------ Data in this exercise

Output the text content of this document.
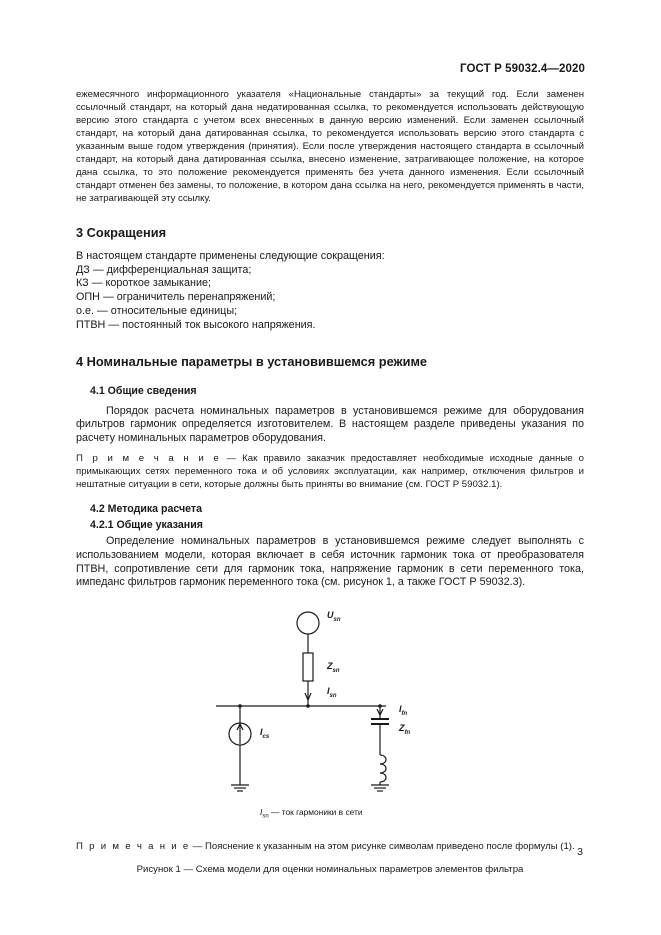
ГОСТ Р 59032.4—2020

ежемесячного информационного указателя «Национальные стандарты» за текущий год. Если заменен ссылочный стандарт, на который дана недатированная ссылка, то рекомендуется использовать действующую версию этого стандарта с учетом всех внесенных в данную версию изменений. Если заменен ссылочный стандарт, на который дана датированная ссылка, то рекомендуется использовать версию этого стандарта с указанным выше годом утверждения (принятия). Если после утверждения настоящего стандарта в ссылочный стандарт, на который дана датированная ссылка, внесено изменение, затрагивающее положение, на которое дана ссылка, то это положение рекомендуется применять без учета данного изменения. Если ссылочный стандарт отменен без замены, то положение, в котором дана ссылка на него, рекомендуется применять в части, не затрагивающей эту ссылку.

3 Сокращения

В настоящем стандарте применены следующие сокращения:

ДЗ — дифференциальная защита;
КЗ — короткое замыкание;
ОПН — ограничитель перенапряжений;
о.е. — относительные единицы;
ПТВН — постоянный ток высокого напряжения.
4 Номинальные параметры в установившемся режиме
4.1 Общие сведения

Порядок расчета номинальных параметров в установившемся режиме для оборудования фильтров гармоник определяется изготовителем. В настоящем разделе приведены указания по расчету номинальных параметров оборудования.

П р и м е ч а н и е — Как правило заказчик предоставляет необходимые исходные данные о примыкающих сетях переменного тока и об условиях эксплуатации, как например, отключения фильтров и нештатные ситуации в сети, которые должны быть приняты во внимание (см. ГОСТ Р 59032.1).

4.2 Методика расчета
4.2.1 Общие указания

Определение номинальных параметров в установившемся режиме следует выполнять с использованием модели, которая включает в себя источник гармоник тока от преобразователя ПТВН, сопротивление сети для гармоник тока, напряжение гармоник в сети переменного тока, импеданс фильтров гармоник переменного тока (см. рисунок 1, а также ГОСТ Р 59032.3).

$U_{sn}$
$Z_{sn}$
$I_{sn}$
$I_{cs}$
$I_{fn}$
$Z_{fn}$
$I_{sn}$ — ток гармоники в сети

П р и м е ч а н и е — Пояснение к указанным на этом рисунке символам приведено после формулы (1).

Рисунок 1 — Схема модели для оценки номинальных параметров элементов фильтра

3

------------
------ Data in this exercise

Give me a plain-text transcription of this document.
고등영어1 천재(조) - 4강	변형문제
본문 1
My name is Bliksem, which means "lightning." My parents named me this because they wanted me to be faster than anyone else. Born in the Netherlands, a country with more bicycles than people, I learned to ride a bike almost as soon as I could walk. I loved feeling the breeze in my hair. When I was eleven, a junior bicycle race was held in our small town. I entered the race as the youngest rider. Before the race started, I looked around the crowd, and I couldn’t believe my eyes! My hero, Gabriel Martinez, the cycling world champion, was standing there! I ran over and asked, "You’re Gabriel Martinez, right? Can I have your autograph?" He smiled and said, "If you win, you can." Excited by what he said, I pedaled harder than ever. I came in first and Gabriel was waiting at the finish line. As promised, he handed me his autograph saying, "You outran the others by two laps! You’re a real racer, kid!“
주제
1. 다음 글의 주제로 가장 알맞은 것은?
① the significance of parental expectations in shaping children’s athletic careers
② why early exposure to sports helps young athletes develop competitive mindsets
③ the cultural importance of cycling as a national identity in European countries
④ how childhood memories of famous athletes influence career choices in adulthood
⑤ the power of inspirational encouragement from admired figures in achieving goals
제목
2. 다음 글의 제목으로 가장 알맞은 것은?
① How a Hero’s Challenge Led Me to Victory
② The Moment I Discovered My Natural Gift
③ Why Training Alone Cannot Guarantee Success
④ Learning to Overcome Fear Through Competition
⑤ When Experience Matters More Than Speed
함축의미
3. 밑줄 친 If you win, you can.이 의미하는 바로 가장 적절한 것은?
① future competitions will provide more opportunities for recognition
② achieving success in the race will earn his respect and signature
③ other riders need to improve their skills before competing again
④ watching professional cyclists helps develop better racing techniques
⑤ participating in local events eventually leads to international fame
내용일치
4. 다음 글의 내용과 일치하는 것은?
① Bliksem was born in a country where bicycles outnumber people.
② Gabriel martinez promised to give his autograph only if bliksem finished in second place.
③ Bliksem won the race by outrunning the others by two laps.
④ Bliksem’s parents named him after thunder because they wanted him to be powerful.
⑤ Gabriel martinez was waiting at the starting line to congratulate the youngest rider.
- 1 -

------------
------ Data in this exercise

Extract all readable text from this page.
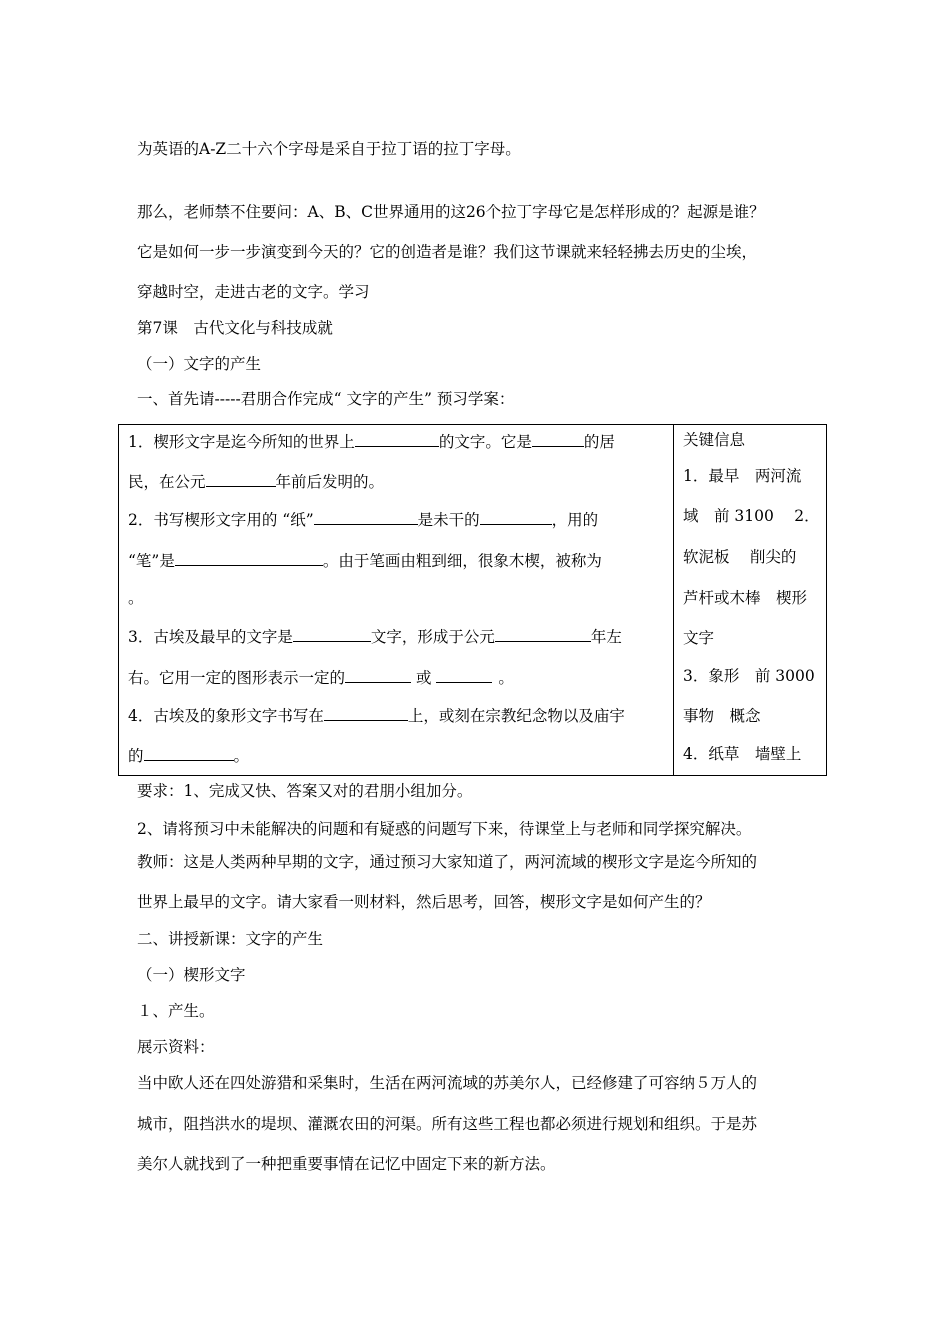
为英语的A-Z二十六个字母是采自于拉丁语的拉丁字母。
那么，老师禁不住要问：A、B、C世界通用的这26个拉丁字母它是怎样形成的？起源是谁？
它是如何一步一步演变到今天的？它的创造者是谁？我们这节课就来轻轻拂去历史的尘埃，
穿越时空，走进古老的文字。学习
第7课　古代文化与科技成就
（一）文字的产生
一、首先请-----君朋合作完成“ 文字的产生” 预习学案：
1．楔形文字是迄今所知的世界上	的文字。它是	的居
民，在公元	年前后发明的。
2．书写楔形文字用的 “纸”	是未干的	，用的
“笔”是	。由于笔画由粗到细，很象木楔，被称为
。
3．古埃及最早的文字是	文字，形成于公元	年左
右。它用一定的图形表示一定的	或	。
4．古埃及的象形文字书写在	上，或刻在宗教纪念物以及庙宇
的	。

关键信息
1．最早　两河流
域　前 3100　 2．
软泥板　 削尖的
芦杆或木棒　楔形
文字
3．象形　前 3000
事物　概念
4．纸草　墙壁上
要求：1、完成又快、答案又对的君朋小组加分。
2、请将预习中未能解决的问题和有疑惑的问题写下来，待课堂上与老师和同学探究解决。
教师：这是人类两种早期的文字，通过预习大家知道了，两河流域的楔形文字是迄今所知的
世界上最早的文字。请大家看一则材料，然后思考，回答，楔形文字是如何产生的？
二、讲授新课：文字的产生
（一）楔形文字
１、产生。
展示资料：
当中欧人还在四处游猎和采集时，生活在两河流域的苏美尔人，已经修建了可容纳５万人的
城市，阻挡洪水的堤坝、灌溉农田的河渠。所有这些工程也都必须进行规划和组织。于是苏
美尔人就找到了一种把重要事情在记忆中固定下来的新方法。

------------

◆ Short task ◆
Look through the data above. Copy every line with the string "Общие" in it.

◆ Right answer ◆
4.1 Общие сведения
4.2.1 Общие указания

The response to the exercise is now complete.